● Problem set:
1. Answer these questions using the text on mesoporous silica.
(a) At which beamline and facility were the in situ SAXS measurements made?
(b) Up to what temperature and pressure did the hydrothermal measurements go?
(c) According to the MD simulations, how does the bulk modulus of SBA-15 silica vary with percentage porosity?
2. Rewrite the paragraph of the text on mesoporous silica that begins "Periodic mesoporous materials possess" as a bulleted list, keeping its main facts.

● Extracted text:
---------------

Periodic mesoporous materials possess high surface to volume ratio and nano-scale sized pores, making them potential candidates for heterogeneous catalysis, ion exchange, gas sensing and other applications. In this study, we use in situ small angle x-ray scattering (SAXS) and molecular dynamics (MD) simulations to investigate the mechanical and hydrothermal stability properties of periodic mesoporous SBA-15 silica and SBA-15 type aluminosilica (Al-SBA-15) to extreme conditions. The mesoporous SBA-15 silica and Al-SBA-15 aluminosilica possess amorphous frameworks and have similar pore size distribution (pore size ∼9-10 nm). The in situ SAXS measurements were made at the B1 beamline, at the Cornell High Energy Synchrotron Source (CHESS). The mesoporous SBA-15 silica and Al-SBA-15 aluminosilica specimens were loaded in a diamond anvil cell (DAC) for pressure measurements, and, separately, with water in the DAC for hydrothermal measurements to high P-T conditions (to 255 °C and ∼ 114 MPa). Analyses of the pressure-dependent SAXS data show that the mesoporous Al-SBA-15 aluminosilica is substantially more mechanically stable than the SBA-15 silica. Hydrothermal measurements show a small net swelling of the framework at elevated P-T conditions, due to dissolution of water into the pore walls. Under elevated P-T conditions, the Al-SBA-15 aluminosilica shows significantly greater hydrothermal stability than the SBA-15 silica. Our MD simulations show that the bulk modulus value of periodic mesoporous SBA-15 silica varies exponentially with percentage porosity. Molecular dynamics simulations are being made in order to better understand how the pore architecture and the chemical composition of the host structure govern the stability properties of the mesoporous materials.

---------------

Extracted data entries
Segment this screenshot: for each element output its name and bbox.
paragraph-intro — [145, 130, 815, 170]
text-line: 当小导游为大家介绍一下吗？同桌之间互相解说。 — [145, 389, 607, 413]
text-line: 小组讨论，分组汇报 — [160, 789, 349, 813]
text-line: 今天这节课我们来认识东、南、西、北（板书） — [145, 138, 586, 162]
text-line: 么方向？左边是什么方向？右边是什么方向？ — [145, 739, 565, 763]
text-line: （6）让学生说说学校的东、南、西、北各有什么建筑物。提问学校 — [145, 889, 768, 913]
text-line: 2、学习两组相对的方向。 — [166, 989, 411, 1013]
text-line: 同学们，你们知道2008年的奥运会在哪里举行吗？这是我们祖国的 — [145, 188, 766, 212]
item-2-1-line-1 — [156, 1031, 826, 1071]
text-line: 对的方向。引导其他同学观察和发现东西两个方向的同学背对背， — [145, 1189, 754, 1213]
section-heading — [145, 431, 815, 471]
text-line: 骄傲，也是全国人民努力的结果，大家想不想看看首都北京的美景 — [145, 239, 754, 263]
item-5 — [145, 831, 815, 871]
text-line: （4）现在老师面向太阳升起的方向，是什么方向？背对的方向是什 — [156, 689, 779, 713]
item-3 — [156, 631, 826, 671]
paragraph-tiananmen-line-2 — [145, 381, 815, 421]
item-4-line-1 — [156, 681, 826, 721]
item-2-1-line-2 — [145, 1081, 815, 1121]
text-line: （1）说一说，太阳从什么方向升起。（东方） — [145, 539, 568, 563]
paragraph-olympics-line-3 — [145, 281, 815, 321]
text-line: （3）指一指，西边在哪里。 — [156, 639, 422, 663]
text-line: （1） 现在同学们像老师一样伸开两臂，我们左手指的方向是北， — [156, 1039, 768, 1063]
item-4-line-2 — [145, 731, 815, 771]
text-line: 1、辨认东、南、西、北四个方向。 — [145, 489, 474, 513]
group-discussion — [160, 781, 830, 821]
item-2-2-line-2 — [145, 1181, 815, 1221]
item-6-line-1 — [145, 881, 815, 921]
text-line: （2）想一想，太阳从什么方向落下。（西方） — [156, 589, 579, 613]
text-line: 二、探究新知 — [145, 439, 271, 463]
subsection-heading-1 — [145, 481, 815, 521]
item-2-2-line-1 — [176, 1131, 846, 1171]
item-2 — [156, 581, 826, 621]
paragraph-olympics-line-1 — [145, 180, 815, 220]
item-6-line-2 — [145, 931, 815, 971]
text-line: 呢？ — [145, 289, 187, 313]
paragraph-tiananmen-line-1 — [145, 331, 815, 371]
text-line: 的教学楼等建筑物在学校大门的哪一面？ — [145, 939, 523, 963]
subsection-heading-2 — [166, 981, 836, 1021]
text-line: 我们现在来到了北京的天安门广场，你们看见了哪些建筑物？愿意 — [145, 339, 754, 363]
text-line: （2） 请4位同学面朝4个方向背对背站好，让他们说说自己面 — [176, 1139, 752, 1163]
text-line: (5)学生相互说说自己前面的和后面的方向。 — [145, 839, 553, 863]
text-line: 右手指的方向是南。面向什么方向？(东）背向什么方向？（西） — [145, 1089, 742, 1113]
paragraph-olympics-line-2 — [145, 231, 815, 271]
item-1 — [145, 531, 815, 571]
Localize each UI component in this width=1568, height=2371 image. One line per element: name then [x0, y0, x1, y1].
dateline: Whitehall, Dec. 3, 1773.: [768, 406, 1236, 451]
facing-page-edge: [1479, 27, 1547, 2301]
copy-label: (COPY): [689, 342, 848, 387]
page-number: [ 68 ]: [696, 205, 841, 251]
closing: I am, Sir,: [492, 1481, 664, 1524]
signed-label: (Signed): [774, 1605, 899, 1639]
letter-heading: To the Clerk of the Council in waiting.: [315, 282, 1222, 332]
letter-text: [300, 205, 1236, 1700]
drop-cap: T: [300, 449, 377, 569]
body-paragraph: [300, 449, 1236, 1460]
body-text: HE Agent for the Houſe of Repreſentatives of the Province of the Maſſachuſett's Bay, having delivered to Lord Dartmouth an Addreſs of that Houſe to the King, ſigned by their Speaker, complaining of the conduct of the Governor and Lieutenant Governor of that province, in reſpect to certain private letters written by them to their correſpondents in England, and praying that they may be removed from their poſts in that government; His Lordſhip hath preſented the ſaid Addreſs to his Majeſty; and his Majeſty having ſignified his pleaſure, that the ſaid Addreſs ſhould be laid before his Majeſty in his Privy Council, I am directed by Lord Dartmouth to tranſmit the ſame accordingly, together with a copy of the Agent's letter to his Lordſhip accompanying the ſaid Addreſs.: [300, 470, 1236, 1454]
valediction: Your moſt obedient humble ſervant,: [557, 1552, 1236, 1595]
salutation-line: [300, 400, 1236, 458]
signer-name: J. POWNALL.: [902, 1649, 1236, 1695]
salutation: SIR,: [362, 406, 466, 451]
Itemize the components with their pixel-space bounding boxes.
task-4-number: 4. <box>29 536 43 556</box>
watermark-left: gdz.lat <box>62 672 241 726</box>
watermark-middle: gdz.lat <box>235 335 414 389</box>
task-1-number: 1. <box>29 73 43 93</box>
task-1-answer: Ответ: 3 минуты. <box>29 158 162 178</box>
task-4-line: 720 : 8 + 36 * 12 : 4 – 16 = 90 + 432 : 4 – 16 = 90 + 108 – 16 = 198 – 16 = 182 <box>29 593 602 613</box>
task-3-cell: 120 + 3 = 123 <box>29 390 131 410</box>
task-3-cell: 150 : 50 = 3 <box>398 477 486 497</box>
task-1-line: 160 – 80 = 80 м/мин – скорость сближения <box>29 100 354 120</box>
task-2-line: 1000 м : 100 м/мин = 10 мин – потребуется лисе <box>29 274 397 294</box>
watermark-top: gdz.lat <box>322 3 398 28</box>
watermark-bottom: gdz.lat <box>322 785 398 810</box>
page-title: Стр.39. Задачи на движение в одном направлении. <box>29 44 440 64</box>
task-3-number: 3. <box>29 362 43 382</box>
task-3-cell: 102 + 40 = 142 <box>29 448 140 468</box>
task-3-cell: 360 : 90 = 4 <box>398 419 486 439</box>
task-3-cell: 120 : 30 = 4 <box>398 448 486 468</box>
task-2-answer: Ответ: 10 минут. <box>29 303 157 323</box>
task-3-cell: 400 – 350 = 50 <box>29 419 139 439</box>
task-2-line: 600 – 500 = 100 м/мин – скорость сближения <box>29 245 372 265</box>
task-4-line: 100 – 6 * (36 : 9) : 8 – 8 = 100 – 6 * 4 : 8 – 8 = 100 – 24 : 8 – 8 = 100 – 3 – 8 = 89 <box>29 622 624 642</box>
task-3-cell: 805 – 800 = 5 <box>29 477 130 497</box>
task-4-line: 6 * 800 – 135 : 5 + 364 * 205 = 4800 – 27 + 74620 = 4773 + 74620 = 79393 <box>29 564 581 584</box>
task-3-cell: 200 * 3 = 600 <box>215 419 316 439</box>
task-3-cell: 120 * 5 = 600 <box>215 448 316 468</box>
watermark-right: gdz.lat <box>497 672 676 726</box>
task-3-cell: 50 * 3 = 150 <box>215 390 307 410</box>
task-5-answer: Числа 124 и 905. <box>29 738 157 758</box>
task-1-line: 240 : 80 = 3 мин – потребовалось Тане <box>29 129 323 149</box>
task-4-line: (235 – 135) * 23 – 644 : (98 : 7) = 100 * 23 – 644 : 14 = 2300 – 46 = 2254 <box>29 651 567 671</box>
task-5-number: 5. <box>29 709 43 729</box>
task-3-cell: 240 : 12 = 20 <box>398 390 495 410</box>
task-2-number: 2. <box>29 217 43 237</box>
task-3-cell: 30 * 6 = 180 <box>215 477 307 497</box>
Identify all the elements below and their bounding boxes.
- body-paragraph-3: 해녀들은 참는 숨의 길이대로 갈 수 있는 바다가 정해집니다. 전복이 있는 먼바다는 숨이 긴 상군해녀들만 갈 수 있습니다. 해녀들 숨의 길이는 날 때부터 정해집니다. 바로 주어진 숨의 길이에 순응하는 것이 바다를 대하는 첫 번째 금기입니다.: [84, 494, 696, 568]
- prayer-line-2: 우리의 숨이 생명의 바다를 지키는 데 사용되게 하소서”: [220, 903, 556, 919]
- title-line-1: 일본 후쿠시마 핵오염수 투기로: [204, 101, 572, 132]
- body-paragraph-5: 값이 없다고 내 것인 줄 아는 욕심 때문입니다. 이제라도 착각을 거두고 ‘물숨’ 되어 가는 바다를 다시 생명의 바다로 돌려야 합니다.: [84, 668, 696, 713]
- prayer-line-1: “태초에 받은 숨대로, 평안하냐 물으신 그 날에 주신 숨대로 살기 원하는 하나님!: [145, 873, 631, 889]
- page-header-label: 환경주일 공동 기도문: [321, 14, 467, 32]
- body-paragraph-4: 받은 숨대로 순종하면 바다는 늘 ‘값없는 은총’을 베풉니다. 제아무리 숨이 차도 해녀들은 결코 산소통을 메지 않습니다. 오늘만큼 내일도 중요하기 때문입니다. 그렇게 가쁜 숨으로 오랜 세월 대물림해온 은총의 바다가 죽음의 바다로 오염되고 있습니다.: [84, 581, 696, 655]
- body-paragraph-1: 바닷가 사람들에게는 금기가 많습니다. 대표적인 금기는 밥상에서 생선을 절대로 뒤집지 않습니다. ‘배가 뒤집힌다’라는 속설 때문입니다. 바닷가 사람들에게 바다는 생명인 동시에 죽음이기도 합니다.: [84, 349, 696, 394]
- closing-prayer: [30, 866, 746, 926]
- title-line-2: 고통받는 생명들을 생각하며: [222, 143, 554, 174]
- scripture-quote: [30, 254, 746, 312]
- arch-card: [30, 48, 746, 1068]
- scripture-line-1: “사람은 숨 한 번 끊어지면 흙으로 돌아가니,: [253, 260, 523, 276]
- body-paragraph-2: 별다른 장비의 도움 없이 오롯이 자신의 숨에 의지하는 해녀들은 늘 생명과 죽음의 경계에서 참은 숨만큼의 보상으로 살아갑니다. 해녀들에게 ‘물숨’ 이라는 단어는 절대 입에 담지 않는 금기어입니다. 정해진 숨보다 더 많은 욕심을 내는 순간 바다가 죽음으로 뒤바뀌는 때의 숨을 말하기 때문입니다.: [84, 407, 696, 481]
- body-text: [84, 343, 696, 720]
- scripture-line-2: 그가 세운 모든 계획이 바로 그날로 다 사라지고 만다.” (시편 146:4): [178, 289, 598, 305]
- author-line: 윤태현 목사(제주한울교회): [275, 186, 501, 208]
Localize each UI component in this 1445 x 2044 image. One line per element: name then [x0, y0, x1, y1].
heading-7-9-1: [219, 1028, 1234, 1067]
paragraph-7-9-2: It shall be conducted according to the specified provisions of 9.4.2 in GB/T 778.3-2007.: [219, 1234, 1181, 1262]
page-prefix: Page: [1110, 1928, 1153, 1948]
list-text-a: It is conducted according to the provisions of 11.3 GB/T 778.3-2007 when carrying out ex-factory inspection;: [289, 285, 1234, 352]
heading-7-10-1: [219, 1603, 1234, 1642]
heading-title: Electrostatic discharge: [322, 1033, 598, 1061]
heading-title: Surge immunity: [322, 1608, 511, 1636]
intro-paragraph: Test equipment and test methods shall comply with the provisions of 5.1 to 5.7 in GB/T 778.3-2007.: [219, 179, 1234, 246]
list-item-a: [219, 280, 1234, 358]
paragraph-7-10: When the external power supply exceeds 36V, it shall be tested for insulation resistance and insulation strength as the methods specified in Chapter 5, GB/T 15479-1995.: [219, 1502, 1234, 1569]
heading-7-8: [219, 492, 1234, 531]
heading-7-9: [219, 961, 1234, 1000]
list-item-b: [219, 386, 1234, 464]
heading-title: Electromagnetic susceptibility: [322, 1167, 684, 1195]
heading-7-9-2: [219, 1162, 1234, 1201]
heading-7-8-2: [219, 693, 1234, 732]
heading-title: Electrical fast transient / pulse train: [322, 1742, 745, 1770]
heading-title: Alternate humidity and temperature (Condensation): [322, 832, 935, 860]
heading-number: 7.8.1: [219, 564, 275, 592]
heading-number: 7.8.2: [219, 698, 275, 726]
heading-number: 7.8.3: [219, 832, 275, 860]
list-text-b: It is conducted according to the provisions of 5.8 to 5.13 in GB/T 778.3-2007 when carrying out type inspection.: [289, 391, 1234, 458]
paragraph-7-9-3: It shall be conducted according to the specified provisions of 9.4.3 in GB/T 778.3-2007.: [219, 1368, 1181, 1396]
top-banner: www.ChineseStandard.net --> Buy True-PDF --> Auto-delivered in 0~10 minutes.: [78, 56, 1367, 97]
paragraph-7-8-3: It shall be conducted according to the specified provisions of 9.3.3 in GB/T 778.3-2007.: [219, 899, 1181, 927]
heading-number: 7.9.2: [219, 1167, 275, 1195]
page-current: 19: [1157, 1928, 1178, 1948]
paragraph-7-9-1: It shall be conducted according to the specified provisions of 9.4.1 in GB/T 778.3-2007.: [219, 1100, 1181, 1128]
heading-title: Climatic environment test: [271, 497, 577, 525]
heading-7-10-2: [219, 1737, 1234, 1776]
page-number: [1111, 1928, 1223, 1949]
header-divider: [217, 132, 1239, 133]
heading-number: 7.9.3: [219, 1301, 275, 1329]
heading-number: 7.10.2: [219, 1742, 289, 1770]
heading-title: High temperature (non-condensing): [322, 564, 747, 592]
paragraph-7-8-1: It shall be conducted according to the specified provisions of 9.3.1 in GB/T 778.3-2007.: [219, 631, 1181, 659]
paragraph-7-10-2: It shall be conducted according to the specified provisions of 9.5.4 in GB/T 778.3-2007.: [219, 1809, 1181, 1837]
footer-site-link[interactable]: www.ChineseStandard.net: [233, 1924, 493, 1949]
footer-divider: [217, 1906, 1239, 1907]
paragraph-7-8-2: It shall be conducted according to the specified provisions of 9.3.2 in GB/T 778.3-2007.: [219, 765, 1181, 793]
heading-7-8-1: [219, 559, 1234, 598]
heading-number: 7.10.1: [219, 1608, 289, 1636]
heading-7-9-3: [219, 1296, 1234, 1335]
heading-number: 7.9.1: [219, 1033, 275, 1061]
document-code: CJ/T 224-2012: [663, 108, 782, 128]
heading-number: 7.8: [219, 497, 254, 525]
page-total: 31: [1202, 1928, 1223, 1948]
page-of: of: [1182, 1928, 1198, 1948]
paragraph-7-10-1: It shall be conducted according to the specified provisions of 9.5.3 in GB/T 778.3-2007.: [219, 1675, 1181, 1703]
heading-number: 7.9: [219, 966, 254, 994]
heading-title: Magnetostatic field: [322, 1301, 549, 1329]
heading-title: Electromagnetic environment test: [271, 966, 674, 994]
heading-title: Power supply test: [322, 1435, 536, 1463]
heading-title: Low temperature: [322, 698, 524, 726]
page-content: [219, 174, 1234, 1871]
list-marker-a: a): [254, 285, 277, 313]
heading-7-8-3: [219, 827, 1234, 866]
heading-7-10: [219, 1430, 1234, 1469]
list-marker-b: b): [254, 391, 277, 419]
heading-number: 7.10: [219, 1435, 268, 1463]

---------------

● Expected results:
1.
(a) The B1 beamline at the Cornell High Energy Synchrotron Source (CHESS).
(b) Up to 255 °C and about 114 MPa.
(c) It varies exponentially with percentage porosity.

2.
- Periodic mesoporous materials have a high surface-to-volume ratio and nanoscale pores. This makes them candidates for heterogeneous catalysis, ion exchange, gas sensing and other uses.
- The study used in situ SAXS and MD simulations to examine the mechanical and hydrothermal stability of SBA-15 silica and Al-SBA-15 aluminosilica under extreme conditions.
- Both materials have amorphous frameworks and similar pore sizes (about 9–10 nm).
- SAXS measurements were made at the B1 beamline at CHESS.
- Samples were loaded in a DAC for pressure measurements. Separately, samples were loaded with water for hydrothermal measurements up to 255 °C and about 114 MPa.
- Under pressure, Al-SBA-15 proved substantially more mechanically stable than SBA-15 silica.
- At elevated P-T conditions, the framework swelled slightly because water dissolved into the pore walls.
- Al-SBA-15 showed significantly greater hydrothermal stability than SBA-15 silica.
- MD simulations show that the bulk modulus of SBA-15 silica varies exponentially with percentage porosity.
- Further MD simulations are underway to clarify how pore architecture and chemical composition govern stability.